# [WORK TO COMPLETE]
Return the count of lines that mention "алфавита", with no other words.

# [DATA FOR THIS TASK]
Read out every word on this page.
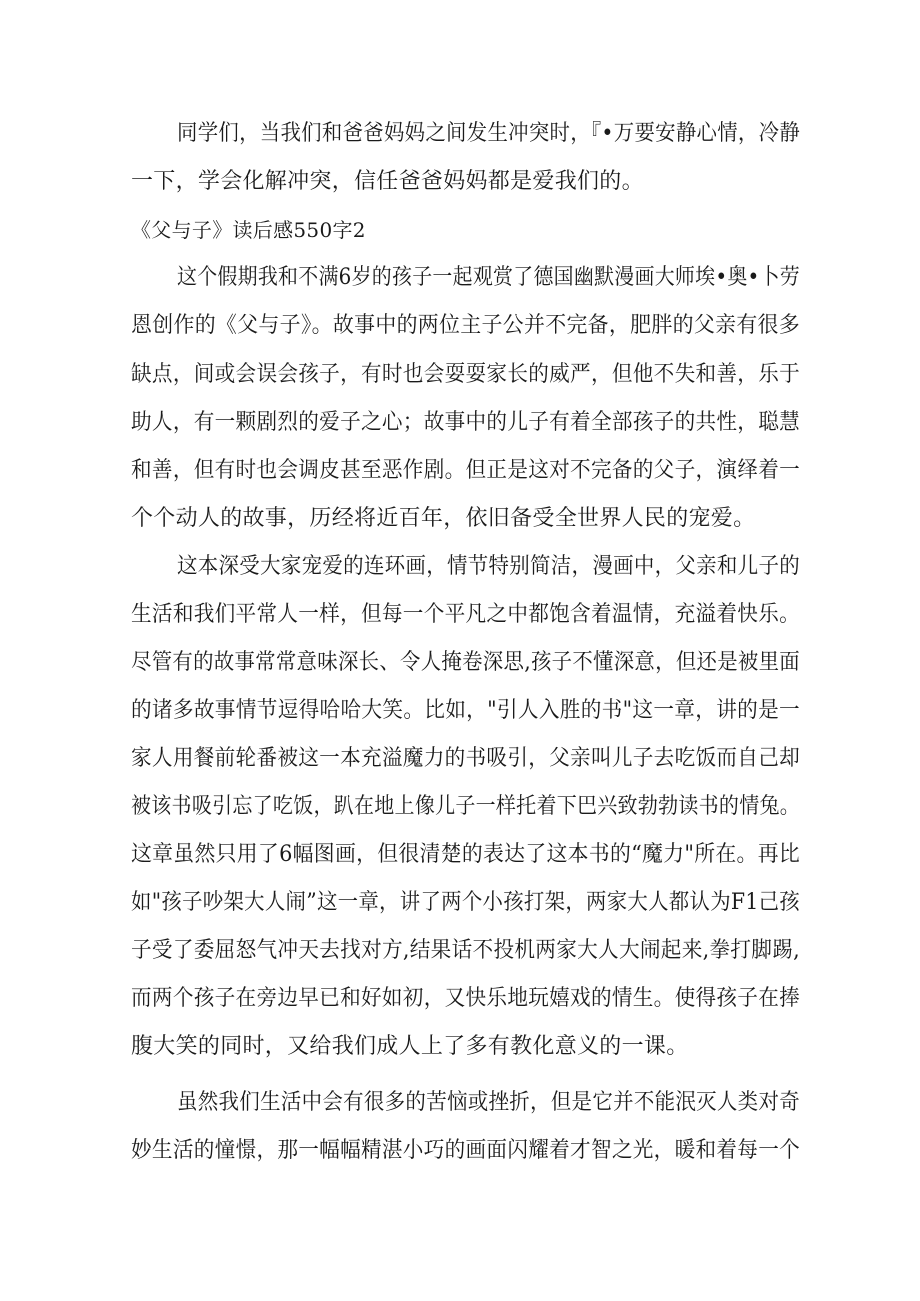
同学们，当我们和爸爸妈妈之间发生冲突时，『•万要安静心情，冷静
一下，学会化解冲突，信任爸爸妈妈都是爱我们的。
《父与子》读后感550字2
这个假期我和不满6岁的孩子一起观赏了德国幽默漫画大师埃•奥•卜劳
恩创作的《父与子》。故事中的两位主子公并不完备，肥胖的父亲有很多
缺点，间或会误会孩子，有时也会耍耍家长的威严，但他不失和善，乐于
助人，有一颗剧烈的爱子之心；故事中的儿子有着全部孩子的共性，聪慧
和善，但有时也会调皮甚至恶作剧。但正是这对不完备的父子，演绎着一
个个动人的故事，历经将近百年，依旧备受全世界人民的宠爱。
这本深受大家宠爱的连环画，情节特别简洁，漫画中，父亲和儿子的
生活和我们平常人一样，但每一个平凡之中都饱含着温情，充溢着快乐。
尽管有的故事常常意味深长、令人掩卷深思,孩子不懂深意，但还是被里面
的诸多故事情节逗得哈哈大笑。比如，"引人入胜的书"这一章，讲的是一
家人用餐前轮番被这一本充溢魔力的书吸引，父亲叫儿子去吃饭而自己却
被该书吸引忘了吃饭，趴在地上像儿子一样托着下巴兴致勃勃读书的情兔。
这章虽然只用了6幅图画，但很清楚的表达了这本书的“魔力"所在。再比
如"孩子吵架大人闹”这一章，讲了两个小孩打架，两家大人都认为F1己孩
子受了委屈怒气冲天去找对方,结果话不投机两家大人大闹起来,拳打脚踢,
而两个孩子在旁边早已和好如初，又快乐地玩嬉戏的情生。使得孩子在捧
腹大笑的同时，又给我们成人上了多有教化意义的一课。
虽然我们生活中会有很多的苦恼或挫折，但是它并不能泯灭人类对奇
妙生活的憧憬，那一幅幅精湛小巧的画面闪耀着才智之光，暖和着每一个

...

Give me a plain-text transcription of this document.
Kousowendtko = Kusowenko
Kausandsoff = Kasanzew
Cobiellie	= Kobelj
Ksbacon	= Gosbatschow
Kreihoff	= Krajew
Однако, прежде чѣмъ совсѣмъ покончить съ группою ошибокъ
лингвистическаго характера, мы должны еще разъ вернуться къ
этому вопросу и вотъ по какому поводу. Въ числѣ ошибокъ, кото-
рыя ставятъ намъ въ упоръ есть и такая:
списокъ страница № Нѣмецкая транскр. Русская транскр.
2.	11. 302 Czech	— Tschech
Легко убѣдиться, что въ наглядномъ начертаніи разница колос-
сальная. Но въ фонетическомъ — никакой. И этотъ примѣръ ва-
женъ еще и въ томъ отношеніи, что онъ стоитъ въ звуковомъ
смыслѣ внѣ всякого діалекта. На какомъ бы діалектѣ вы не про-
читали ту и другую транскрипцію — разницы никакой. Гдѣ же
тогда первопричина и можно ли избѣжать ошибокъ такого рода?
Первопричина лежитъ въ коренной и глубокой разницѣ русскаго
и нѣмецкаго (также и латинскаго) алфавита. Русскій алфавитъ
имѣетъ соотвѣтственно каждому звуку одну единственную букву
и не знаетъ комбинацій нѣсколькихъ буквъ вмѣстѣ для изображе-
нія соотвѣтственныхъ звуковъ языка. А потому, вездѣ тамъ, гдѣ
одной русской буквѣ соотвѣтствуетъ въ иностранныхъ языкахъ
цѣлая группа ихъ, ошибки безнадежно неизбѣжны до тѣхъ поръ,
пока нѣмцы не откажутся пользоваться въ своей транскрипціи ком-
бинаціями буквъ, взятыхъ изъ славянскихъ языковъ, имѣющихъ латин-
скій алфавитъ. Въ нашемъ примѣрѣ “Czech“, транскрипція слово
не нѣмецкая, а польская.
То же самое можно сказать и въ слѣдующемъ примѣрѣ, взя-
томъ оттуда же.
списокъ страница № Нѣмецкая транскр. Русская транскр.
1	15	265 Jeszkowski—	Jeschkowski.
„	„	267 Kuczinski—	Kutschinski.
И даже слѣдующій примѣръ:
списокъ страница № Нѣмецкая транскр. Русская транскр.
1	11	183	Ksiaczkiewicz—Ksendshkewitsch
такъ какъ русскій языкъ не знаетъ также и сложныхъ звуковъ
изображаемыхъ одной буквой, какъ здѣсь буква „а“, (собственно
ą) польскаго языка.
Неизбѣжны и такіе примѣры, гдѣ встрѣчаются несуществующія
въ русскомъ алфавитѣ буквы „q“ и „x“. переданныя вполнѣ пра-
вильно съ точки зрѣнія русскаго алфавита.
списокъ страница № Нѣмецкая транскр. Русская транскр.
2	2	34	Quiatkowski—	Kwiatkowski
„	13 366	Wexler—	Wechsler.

---

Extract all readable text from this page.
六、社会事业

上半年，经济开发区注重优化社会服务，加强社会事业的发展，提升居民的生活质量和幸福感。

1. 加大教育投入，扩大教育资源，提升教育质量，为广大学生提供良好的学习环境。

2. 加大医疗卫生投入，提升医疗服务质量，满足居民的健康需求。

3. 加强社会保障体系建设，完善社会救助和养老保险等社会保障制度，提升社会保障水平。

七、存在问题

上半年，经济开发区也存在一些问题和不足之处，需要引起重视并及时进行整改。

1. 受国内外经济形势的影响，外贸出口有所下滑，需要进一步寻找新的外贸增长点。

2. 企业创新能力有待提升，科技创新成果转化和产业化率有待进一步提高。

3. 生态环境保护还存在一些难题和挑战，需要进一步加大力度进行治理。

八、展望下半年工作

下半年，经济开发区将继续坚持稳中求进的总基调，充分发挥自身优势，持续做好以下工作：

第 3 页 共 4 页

# [ANSWER BELOW]
2